### [Dataset records]
- - -
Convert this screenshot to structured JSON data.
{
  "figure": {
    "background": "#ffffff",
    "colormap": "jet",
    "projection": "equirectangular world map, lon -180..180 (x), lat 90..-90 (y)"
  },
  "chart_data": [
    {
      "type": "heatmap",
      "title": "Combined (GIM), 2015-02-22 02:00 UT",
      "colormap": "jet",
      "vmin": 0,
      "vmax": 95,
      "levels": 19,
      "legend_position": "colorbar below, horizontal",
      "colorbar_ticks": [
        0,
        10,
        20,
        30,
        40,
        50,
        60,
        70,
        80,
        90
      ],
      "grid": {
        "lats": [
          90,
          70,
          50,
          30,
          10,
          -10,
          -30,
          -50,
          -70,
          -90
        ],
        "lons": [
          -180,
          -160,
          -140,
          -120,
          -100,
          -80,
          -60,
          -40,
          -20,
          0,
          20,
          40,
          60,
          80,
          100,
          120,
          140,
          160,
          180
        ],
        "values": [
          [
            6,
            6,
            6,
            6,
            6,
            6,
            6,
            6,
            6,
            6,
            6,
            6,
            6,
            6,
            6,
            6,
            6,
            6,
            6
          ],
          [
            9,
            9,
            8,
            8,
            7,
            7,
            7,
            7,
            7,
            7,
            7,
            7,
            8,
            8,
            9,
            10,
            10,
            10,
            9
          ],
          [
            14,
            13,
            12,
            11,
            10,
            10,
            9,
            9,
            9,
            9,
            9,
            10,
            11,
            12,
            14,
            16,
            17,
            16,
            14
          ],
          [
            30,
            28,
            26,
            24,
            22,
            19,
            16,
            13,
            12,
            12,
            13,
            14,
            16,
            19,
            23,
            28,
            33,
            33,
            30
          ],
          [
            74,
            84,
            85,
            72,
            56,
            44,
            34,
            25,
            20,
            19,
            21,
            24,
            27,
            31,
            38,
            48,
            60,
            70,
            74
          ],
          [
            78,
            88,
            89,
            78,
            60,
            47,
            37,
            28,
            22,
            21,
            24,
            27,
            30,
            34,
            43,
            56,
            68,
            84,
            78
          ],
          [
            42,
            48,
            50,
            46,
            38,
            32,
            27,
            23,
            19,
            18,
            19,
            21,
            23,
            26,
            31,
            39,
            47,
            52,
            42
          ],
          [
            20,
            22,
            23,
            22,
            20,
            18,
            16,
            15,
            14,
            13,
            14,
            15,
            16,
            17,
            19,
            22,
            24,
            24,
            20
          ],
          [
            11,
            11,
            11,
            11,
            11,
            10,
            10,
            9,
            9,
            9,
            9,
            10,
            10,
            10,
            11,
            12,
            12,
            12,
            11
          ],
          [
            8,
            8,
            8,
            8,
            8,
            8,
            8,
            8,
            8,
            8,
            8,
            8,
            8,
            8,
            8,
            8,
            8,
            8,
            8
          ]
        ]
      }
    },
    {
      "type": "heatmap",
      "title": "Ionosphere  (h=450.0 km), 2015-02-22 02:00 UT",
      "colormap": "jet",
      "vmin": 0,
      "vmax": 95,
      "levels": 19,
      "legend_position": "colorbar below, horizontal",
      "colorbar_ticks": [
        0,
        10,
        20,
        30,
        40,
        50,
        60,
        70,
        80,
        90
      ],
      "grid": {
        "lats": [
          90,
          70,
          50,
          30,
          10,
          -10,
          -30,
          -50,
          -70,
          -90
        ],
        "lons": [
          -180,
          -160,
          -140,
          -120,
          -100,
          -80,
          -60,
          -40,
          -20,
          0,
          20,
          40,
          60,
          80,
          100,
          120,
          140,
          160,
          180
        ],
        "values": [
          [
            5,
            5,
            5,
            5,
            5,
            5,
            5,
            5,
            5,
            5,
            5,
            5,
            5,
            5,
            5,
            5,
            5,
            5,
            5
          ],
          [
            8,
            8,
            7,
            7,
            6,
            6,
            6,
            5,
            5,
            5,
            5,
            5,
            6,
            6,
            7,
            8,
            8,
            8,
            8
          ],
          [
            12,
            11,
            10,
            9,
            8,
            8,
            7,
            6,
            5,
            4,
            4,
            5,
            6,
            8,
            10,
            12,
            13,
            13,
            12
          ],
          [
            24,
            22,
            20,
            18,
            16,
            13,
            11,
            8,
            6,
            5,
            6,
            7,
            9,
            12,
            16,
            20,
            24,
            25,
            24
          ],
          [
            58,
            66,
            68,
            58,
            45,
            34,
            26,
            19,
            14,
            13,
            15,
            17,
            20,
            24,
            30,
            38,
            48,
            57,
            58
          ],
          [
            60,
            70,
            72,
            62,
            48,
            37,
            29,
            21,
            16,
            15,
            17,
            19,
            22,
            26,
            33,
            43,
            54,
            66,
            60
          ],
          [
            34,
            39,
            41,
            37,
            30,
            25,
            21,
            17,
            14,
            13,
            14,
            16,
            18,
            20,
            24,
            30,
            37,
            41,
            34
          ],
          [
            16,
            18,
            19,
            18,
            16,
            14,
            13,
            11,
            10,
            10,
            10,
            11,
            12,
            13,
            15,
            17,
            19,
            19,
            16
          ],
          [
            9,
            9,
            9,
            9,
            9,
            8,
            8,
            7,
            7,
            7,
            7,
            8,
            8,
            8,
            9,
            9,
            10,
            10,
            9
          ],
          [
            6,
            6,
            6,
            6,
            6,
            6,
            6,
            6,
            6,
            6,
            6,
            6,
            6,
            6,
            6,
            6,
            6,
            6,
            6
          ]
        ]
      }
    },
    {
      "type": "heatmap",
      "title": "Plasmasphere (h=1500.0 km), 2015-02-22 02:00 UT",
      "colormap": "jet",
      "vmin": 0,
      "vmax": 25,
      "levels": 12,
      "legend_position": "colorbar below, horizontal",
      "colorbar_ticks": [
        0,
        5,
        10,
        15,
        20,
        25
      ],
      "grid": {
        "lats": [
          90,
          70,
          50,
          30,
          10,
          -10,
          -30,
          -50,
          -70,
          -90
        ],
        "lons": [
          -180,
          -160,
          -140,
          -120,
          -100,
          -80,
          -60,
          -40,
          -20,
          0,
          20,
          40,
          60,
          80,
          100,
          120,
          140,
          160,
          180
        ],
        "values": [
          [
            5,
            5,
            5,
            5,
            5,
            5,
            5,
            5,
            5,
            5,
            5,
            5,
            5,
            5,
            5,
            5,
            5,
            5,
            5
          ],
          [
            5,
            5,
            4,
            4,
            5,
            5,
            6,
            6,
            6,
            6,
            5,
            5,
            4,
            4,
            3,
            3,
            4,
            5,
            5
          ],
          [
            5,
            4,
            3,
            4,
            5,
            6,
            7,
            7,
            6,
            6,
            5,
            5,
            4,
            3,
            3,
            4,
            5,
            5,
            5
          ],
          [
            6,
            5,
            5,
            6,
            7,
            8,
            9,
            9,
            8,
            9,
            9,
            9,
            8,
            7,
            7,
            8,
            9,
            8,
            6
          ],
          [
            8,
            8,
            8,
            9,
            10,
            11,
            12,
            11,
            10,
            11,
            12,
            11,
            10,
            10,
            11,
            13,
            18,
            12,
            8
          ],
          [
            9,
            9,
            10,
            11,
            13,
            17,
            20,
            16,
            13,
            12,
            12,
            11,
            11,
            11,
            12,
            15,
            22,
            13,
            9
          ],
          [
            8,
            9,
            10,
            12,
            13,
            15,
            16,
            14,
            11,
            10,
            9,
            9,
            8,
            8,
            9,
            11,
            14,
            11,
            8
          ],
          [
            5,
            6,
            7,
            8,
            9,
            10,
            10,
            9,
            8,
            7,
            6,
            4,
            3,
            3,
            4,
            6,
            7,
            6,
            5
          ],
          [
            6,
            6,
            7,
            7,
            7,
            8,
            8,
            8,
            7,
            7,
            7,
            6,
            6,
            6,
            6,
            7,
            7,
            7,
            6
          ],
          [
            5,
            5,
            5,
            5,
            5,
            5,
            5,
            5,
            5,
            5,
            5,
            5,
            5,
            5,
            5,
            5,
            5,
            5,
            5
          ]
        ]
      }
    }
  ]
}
- - -
### [Exercise description]
Each line containing the word "title" counts once; report the total alone.

### [Exercise result]
3